▶ WRITTEN REQUEST
Copy the records line for line from the first line through the line that contains "key-5[interactable]: 5 [432, 410, 517, 441]", and include that final line.

(Entries for labeled regions)
☆ ☆ ☆ ☆

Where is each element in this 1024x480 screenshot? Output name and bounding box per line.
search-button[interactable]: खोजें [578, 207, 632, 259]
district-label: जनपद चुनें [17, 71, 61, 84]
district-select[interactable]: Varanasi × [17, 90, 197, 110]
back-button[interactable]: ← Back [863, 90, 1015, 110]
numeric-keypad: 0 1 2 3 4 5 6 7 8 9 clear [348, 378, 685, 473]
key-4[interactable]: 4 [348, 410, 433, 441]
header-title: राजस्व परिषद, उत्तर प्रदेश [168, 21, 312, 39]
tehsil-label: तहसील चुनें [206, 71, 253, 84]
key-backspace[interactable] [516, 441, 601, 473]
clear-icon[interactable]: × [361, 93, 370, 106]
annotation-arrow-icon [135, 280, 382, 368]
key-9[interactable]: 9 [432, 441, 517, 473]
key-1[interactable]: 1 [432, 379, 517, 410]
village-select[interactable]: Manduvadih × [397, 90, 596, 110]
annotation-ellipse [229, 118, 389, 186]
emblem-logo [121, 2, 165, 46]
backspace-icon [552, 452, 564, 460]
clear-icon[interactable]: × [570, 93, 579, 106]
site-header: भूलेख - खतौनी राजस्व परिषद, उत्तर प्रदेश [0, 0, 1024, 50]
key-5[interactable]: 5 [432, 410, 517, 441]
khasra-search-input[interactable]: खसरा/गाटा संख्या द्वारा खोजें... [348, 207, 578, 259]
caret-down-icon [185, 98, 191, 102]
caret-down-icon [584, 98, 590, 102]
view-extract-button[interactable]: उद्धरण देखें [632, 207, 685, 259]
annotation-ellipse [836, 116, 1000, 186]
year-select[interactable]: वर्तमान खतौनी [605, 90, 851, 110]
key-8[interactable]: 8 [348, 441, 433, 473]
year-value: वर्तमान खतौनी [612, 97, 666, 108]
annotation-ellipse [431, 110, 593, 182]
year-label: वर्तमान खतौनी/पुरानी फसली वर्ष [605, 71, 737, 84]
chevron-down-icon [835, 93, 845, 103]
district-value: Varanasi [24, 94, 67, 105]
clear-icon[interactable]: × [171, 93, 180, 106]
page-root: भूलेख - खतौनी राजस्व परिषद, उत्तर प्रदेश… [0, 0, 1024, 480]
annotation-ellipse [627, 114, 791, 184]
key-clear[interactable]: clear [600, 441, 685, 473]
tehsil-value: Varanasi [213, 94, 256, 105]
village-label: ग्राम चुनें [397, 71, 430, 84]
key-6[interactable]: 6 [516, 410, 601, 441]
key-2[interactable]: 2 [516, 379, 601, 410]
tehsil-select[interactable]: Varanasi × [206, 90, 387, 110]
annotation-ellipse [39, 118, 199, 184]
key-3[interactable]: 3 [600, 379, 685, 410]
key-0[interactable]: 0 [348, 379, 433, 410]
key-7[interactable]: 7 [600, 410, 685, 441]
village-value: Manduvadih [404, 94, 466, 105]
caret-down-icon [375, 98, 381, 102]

☆ ☆ ☆ ☆

▶ ANSWER
Where is each element in this 1024x480 screenshot? Output name and bounding box per line.
search-button[interactable]: खोजें [578, 207, 632, 259]
district-label: जनपद चुनें [17, 71, 61, 84]
district-select[interactable]: Varanasi × [17, 90, 197, 110]
back-button[interactable]: ← Back [863, 90, 1015, 110]
numeric-keypad: 0 1 2 3 4 5 6 7 8 9 clear [348, 378, 685, 473]
key-4[interactable]: 4 [348, 410, 433, 441]
header-title: राजस्व परिषद, उत्तर प्रदेश [168, 21, 312, 39]
tehsil-label: तहसील चुनें [206, 71, 253, 84]
key-backspace[interactable] [516, 441, 601, 473]
clear-icon[interactable]: × [361, 93, 370, 106]
annotation-arrow-icon [135, 280, 382, 368]
key-9[interactable]: 9 [432, 441, 517, 473]
key-1[interactable]: 1 [432, 379, 517, 410]
village-select[interactable]: Manduvadih × [397, 90, 596, 110]
annotation-ellipse [229, 118, 389, 186]
emblem-logo [121, 2, 165, 46]
backspace-icon [552, 452, 564, 460]
clear-icon[interactable]: × [570, 93, 579, 106]
site-header: भूलेख - खतौनी राजस्व परिषद, उत्तर प्रदेश [0, 0, 1024, 50]
key-5[interactable]: 5 [432, 410, 517, 441]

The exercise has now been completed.